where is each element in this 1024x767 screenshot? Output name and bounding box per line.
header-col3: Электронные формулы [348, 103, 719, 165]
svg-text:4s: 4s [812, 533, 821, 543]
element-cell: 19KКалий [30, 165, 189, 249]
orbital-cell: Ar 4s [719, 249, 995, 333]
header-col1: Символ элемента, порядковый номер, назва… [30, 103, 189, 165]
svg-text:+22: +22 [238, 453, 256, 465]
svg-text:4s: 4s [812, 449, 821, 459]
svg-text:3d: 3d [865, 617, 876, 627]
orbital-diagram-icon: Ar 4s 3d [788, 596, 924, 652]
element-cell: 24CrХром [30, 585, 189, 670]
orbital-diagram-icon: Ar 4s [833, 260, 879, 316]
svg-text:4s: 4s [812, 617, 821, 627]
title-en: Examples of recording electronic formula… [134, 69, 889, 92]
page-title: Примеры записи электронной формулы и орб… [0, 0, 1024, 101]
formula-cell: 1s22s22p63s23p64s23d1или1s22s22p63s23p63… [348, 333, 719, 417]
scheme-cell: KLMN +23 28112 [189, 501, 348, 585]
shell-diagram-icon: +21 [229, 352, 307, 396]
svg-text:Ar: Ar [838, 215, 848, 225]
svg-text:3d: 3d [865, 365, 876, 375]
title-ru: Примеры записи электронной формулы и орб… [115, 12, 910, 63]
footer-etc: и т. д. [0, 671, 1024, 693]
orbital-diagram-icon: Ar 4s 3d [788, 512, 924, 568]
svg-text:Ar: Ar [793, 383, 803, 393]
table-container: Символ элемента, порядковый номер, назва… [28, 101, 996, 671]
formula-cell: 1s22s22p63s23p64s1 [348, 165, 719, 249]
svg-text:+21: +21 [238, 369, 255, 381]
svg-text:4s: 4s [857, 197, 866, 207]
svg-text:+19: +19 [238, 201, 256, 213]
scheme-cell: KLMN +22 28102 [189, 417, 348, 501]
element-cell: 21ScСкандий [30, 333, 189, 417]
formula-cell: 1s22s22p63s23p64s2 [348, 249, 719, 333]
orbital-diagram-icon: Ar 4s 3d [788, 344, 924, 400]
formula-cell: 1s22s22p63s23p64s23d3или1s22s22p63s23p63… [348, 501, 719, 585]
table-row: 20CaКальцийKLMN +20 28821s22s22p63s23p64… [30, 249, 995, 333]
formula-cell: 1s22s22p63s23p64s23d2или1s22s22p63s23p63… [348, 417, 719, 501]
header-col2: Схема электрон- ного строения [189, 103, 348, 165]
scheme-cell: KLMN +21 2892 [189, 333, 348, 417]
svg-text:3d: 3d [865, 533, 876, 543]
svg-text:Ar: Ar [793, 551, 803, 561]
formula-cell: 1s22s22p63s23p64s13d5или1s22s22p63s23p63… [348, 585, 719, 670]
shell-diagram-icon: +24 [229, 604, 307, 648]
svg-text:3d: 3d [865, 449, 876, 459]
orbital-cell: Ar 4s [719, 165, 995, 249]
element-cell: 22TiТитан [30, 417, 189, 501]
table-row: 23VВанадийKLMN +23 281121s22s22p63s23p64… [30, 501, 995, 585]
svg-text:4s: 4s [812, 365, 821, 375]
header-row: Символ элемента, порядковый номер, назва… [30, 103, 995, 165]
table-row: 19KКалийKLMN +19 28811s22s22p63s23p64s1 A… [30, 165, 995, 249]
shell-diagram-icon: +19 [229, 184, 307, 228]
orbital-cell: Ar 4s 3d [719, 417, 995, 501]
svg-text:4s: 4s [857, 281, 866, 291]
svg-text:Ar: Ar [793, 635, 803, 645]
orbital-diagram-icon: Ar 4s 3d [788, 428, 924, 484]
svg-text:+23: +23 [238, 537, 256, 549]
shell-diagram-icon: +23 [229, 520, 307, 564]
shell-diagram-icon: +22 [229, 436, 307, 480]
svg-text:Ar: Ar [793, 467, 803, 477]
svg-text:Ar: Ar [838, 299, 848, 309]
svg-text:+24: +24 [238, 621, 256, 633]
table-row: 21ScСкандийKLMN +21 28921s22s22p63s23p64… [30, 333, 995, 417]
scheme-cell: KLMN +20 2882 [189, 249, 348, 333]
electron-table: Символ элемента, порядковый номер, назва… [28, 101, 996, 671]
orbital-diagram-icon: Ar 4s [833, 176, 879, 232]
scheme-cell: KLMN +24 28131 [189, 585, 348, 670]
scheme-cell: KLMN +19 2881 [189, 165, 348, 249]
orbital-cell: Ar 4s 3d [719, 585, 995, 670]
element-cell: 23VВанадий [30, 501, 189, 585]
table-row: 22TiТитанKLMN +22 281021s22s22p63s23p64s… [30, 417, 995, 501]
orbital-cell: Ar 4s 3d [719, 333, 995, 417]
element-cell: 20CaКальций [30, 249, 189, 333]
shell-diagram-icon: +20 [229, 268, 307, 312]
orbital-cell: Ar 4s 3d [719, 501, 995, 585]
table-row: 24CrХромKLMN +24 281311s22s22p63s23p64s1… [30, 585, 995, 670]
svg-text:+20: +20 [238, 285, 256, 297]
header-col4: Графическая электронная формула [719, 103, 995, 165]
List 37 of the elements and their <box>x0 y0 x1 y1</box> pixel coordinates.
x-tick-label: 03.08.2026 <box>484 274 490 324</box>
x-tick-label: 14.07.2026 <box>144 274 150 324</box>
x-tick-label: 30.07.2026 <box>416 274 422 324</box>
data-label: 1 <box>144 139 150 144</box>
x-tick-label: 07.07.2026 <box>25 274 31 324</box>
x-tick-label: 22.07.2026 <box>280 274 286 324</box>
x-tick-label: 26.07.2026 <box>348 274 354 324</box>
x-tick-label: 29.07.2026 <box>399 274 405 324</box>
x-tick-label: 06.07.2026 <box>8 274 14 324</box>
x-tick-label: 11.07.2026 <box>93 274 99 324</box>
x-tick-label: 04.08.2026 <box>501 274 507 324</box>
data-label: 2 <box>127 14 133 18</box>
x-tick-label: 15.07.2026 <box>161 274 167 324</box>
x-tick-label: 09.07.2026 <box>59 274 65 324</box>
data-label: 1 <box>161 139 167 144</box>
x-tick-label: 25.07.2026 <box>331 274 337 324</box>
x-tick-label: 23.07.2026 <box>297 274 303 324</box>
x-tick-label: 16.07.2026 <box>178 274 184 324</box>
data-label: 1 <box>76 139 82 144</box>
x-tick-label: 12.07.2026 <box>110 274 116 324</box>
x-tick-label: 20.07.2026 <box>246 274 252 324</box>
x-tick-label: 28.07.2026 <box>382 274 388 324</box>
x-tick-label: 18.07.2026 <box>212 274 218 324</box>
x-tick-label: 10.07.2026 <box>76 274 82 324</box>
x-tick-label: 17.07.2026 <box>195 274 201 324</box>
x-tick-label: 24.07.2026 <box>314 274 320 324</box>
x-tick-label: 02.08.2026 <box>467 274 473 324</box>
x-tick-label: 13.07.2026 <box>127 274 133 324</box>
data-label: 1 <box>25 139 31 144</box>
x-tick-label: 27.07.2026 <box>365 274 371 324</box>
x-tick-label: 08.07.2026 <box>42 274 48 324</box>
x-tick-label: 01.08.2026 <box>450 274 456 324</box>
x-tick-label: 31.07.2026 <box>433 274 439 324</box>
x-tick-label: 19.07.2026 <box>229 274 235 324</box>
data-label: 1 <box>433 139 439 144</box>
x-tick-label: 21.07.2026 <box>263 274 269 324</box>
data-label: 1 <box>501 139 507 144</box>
──────
Instruction:
Repeat the rows from the start through the row containing "svg-text:+22: +22 [238, 453, 256, 465]", reproducing each one unchanged.

Exercise result:
where is each element in this 1024x767 screenshot? Output name and bounding box per line.
header-col3: Электронные формулы [348, 103, 719, 165]
svg-text:4s: 4s [812, 533, 821, 543]
element-cell: 19KКалий [30, 165, 189, 249]
orbital-cell: Ar 4s [719, 249, 995, 333]
header-col1: Символ элемента, порядковый номер, назва… [30, 103, 189, 165]
svg-text:+22: +22 [238, 453, 256, 465]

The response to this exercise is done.